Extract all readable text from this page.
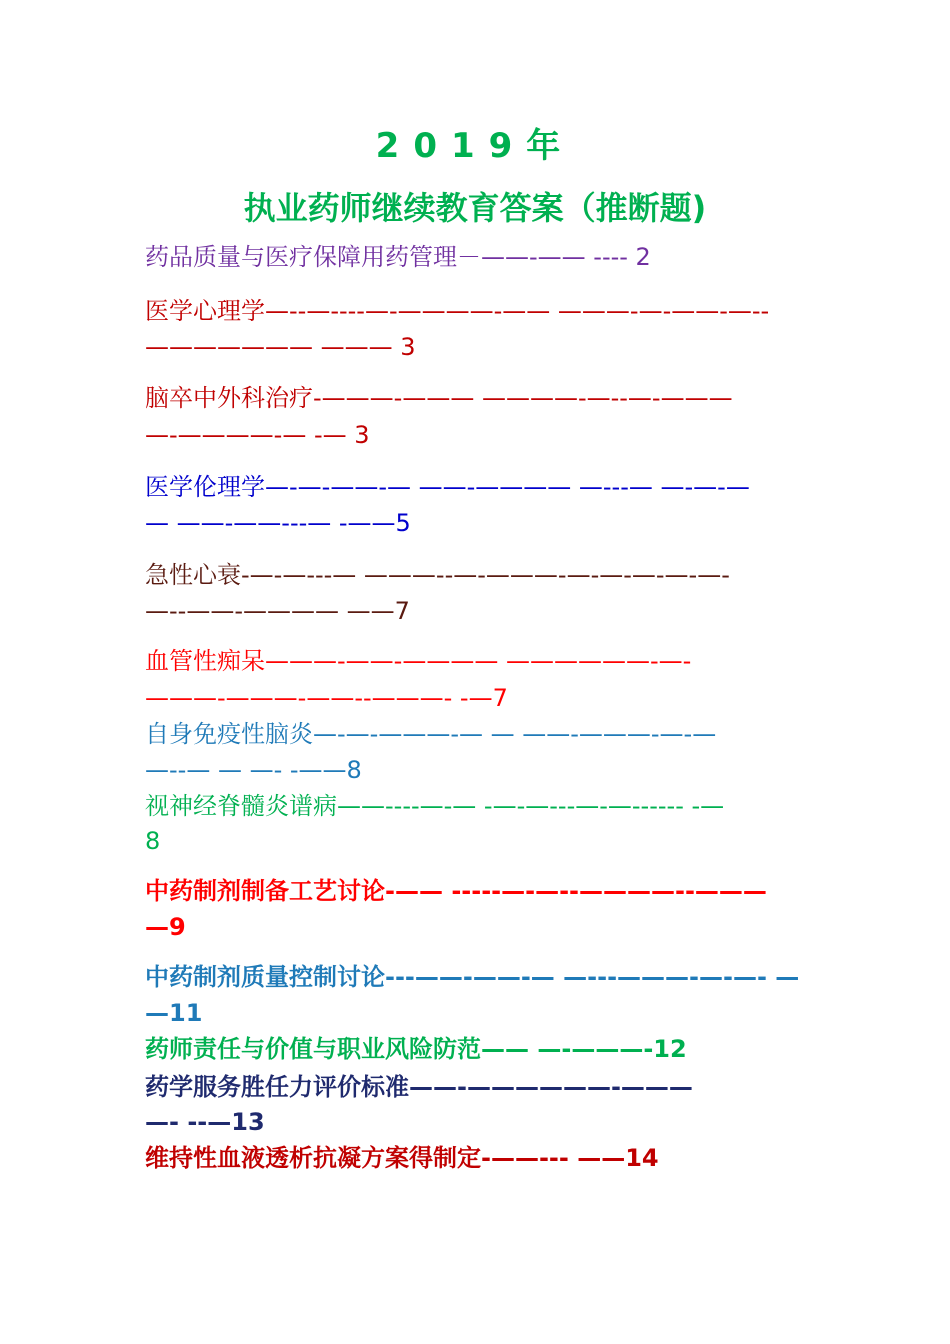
2019年
执业药师继续教育答案（推断题)
药品质量与医疗保障用药管理－——-—— ---- 2
医学心理学—--—----—-————-—— ———-—-——-—--
——————— ——— 3
脑卒中外科治疗-———-——— ————-—--—-———
—-————-— -— 3
医学伦理学—-—-——-— ——-———— —---— —-—-—
— ——-——---— -——5
急性心衰-—-—---— ———--—-———-—-—-—-—-—-
—--——-———— ——7
血管性痴呆———-——-———— ——————-—-
———-———-——--———- -—7
自身免疫性脑炎—-—-———-— — ——-———-—-—
—--— — —- -——8
视神经脊髓炎谱病——----—-— -—-—---—-—------ -—
8
中药制剂制备工艺讨论-—— -----—-—--————--———
—9
中药制剂质量控制讨论---——-——-— —---———-—-—- —
—11
药师责任与价值与职业风险防范—— —-———-12
药学服务胜任力评价标准——-——————-———
—- --—13
维持性血液透析抗凝方案得制定-——--- ——14
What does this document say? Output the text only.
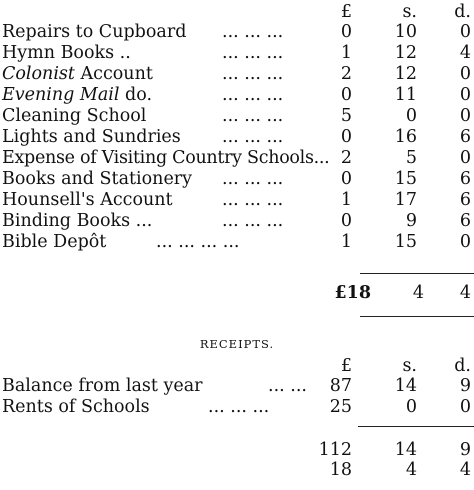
£	s.	d.
Repairs to Cupboard ... ... ...	0	10	0
Hymn Books ..	... ... ...	1	12	4
Colonist Account	... ... ...	2	12	0
Evening Mail do.	... ... ...	0	11	0
Cleaning School	... ... ...	5	0	0
Lights and Sundries ... ... ...	0	16	6
Expense of Visiting Country Schools... 2	5	0
Books and Stationery ... ... ...	0	15	6
Hounsell's Account	... ... ...	1	17	6
Binding Books ...	... ... ...	0	9	6
Bible Depôt	... ... ... ...	1	15	0
£18	4	4
RECEIPTS.
£	s.	d.
Balance from last year	... ...	87	14	9
Rents of Schools	... ... ...	25	0	0
112	14	9
18	4	4
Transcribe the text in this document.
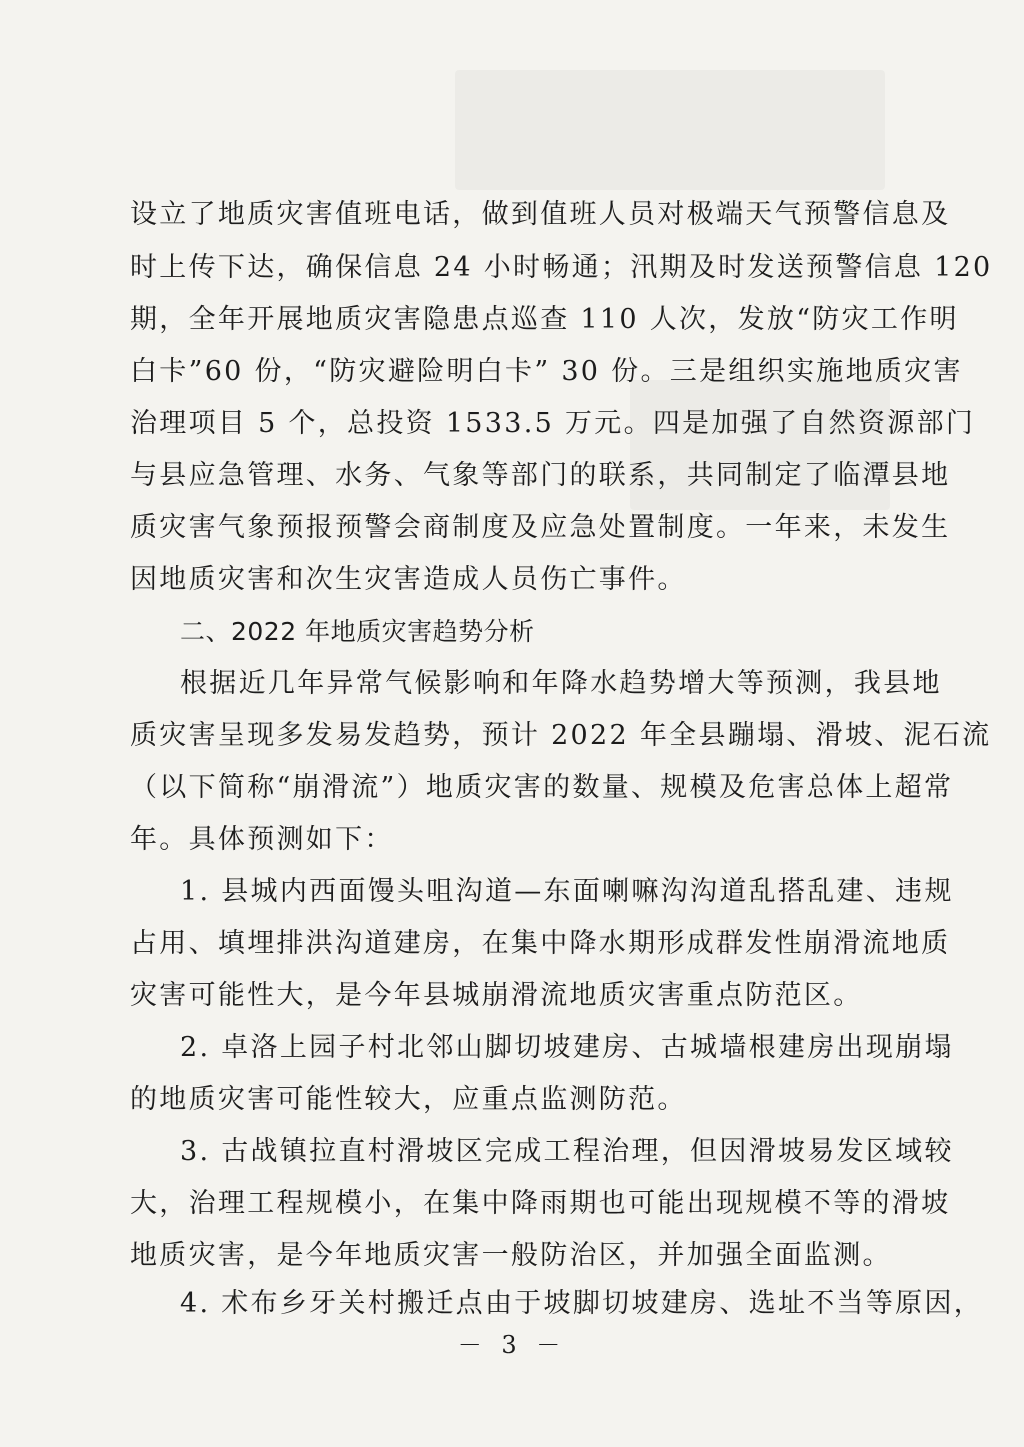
设立了地质灾害值班电话，做到值班人员对极端天气预警信息及
时上传下达，确保信息 24 小时畅通；汛期及时发送预警信息 120
期，全年开展地质灾害隐患点巡查 110 人次，发放“防灾工作明
白卡”60 份，“防灾避险明白卡” 30 份。三是组织实施地质灾害
治理项目 5 个，总投资 1533.5 万元。四是加强了自然资源部门
与县应急管理、水务、气象等部门的联系，共同制定了临潭县地
质灾害气象预报预警会商制度及应急处置制度。一年来，未发生
因地质灾害和次生灾害造成人员伤亡事件。
二、2022 年地质灾害趋势分析
根据近几年异常气候影响和年降水趋势增大等预测，我县地
质灾害呈现多发易发趋势，预计 2022 年全县蹦塌、滑坡、泥石流
（以下简称“崩滑流”）地质灾害的数量、规模及危害总体上超常
年。具体预测如下：
1. 县城内西面馒头咀沟道—东面喇嘛沟沟道乱搭乱建、违规
占用、填埋排洪沟道建房，在集中降水期形成群发性崩滑流地质
灾害可能性大，是今年县城崩滑流地质灾害重点防范区。
2. 卓洛上园子村北邻山脚切坡建房、古城墙根建房出现崩塌
的地质灾害可能性较大，应重点监测防范。
3. 古战镇拉直村滑坡区完成工程治理，但因滑坡易发区域较
大，治理工程规模小，在集中降雨期也可能出现规模不等的滑坡
地质灾害，是今年地质灾害一般防治区，并加强全面监测。
4. 术布乡牙关村搬迁点由于坡脚切坡建房、选址不当等原因，
－ 3 －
***
Copy the material above in full and exactly, skipping pictures.

### TASK RESULT
Extract all readable text from this page.
2019年
执业药师继续教育答案（推断题)
药品质量与医疗保障用药管理－——-—— ---- 2
医学心理学—--—----—-————-—— ———-—-——-—--
——————— ——— 3
脑卒中外科治疗-———-——— ————-—--—-———
—-————-— -— 3
医学伦理学—-—-——-— ——-———— —---— —-—-—
— ——-——---— -——5
急性心衰-—-—---— ———--—-———-—-—-—-—-—-
—--——-———— ——7
血管性痴呆———-——-———— ——————-—-
———-———-——--———- -—7
自身免疫性脑炎—-—-———-— — ——-———-—-—
—--— — —- -——8
视神经脊髓炎谱病——----—-— -—-—---—-—------ -—
8
中药制剂制备工艺讨论-—— -----—-—--————--———
—9
中药制剂质量控制讨论---——-——-— —---———-—-—- —
—11
药师责任与价值与职业风险防范—— —-———-12
药学服务胜任力评价标准——-——————-———
—- --—13
维持性血液透析抗凝方案得制定-——--- ——14
What does this document say? Output the text only.
£	s.	d.
Repairs to Cupboard ... ... ...	0	10	0
Hymn Books ..	... ... ...	1	12	4
Colonist Account	... ... ...	2	12	0
Evening Mail do.	... ... ...	0	11	0
Cleaning School	... ... ...	5	0	0
Lights and Sundries ... ... ...	0	16	6
Expense of Visiting Country Schools... 2	5	0
Books and Stationery ... ... ...	0	15	6
Hounsell's Account	... ... ...	1	17	6
Binding Books ...	... ... ...	0	9	6
Bible Depôt	... ... ... ...	1	15	0
£18	4	4
RECEIPTS.
£	s.	d.
Balance from last year	... ...	87	14	9
Rents of Schools	... ... ...	25	0	0
112	14	9
18	4	4
Transcribe the text in this document.
设立了地质灾害值班电话，做到值班人员对极端天气预警信息及
时上传下达，确保信息 24 小时畅通；汛期及时发送预警信息 120
期，全年开展地质灾害隐患点巡查 110 人次，发放“防灾工作明
白卡”60 份，“防灾避险明白卡” 30 份。三是组织实施地质灾害
治理项目 5 个，总投资 1533.5 万元。四是加强了自然资源部门
与县应急管理、水务、气象等部门的联系，共同制定了临潭县地
质灾害气象预报预警会商制度及应急处置制度。一年来，未发生
因地质灾害和次生灾害造成人员伤亡事件。
二、2022 年地质灾害趋势分析
根据近几年异常气候影响和年降水趋势增大等预测，我县地
质灾害呈现多发易发趋势，预计 2022 年全县蹦塌、滑坡、泥石流
（以下简称“崩滑流”）地质灾害的数量、规模及危害总体上超常
年。具体预测如下：
1. 县城内西面馒头咀沟道—东面喇嘛沟沟道乱搭乱建、违规
占用、填埋排洪沟道建房，在集中降水期形成群发性崩滑流地质
灾害可能性大，是今年县城崩滑流地质灾害重点防范区。
2. 卓洛上园子村北邻山脚切坡建房、古城墙根建房出现崩塌
的地质灾害可能性较大，应重点监测防范。
3. 古战镇拉直村滑坡区完成工程治理，但因滑坡易发区域较
大，治理工程规模小，在集中降雨期也可能出现规模不等的滑坡
地质灾害，是今年地质灾害一般防治区，并加强全面监测。
4. 术布乡牙关村搬迁点由于坡脚切坡建房、选址不当等原因，
－ 3 －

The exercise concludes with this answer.